- **PROBLEM TO SOLVE**
All lines holding the string "address" are to be shown.

○ ○ ○ ○ ○

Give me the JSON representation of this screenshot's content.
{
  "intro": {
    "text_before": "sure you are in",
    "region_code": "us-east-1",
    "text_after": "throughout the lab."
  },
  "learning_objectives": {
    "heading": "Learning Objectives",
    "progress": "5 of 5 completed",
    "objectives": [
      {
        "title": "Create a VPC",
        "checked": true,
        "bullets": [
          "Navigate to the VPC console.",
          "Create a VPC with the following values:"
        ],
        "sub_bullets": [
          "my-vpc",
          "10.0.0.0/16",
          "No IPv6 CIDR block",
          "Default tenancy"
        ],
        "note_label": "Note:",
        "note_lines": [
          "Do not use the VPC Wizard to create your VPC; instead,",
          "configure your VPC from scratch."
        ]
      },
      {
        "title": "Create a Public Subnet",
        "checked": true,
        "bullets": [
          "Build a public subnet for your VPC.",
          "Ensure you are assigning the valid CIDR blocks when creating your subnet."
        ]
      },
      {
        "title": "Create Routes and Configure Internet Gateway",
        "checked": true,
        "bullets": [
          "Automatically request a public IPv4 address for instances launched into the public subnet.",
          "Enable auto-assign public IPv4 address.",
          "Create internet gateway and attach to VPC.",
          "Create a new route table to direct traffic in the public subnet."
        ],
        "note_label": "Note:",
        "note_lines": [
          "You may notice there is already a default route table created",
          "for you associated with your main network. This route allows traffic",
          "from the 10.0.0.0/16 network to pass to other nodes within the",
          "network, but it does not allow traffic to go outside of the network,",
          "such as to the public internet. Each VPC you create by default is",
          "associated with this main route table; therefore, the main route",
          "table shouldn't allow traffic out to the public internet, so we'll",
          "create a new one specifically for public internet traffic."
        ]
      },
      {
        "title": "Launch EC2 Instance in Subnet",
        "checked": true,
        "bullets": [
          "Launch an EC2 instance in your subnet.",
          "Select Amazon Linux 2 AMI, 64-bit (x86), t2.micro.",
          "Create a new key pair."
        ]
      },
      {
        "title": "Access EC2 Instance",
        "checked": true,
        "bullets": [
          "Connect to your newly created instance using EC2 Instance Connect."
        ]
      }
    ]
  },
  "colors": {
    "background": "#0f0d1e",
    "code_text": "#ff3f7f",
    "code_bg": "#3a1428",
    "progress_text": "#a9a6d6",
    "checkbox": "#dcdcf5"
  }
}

○ ○ ○ ○ ○

- **ANSWER TO THIS EXERCISE**
          "Automatically request a public IPv4 address for instances launched into the public subnet.",
          "Enable auto-assign public IPv4 address.",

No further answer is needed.